(Dataset excerpt)

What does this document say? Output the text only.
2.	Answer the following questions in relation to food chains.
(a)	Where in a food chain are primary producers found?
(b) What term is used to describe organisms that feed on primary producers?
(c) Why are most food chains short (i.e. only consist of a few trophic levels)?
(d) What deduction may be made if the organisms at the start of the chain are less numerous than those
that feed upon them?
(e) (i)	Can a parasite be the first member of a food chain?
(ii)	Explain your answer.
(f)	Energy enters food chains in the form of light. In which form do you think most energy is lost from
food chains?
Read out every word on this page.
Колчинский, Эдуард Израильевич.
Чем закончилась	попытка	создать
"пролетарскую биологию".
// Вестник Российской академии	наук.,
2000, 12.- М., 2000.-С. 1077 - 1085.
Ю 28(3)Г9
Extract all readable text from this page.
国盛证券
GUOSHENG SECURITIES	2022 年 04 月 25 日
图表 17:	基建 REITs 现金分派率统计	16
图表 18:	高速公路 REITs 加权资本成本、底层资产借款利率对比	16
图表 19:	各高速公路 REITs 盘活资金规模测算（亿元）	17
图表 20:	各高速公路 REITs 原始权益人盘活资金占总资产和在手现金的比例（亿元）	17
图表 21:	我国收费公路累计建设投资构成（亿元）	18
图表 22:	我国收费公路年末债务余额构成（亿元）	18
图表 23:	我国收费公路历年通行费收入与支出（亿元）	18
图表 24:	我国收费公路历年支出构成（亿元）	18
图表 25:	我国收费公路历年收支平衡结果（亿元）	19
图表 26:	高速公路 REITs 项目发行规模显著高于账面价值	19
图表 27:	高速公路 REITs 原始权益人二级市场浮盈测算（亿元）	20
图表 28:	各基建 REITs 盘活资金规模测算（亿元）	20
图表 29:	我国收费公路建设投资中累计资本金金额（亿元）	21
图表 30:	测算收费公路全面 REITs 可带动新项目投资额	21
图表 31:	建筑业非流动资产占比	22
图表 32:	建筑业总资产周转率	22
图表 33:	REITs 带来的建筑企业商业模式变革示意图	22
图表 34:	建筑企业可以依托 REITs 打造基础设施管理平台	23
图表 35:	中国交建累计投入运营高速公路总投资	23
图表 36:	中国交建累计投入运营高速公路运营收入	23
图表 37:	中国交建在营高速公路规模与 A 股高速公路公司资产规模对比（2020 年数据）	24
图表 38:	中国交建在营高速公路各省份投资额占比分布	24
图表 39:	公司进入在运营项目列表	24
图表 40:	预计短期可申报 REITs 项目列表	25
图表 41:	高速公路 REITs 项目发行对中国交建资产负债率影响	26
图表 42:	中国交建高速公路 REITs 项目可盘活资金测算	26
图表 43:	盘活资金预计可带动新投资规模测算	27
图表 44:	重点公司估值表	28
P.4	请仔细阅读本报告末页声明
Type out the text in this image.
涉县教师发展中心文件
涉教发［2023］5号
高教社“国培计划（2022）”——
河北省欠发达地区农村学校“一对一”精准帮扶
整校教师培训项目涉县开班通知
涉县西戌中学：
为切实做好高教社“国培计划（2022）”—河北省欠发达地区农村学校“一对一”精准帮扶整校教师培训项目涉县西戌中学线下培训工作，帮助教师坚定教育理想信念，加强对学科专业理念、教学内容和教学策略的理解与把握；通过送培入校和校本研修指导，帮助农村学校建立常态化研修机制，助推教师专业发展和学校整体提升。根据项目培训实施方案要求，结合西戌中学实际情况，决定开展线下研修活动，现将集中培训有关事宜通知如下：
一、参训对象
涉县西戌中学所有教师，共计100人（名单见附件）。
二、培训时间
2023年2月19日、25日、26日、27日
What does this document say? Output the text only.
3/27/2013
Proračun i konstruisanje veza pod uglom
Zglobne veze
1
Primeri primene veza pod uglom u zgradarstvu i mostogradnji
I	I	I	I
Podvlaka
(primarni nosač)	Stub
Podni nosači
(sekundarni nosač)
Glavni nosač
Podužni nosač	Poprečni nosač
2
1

▸ STATED EXERCISE
Extract, exactly, the lines above that begin at the line containing "Type out the text in this image." and end at the final line of the records; add no other text.

▸ OUTPUT OF THE TASK
Type out the text in this image.
涉县教师发展中心文件
涉教发［2023］5号
高教社“国培计划（2022）”——
河北省欠发达地区农村学校“一对一”精准帮扶
整校教师培训项目涉县开班通知
涉县西戌中学：
为切实做好高教社“国培计划（2022）”—河北省欠发达地区农村学校“一对一”精准帮扶整校教师培训项目涉县西戌中学线下培训工作，帮助教师坚定教育理想信念，加强对学科专业理念、教学内容和教学策略的理解与把握；通过送培入校和校本研修指导，帮助农村学校建立常态化研修机制，助推教师专业发展和学校整体提升。根据项目培训实施方案要求，结合西戌中学实际情况，决定开展线下研修活动，现将集中培训有关事宜通知如下：
一、参训对象
涉县西戌中学所有教师，共计100人（名单见附件）。
二、培训时间
2023年2月19日、25日、26日、27日
What does this document say? Output the text only.
3/27/2013
Proračun i konstruisanje veza pod uglom
Zglobne veze
1
Primeri primene veza pod uglom u zgradarstvu i mostogradnji
I	I	I	I
Podvlaka
(primarni nosač)	Stub
Podni nosači
(sekundarni nosač)
Glavni nosač
Podužni nosač	Poprečni nosač
2
1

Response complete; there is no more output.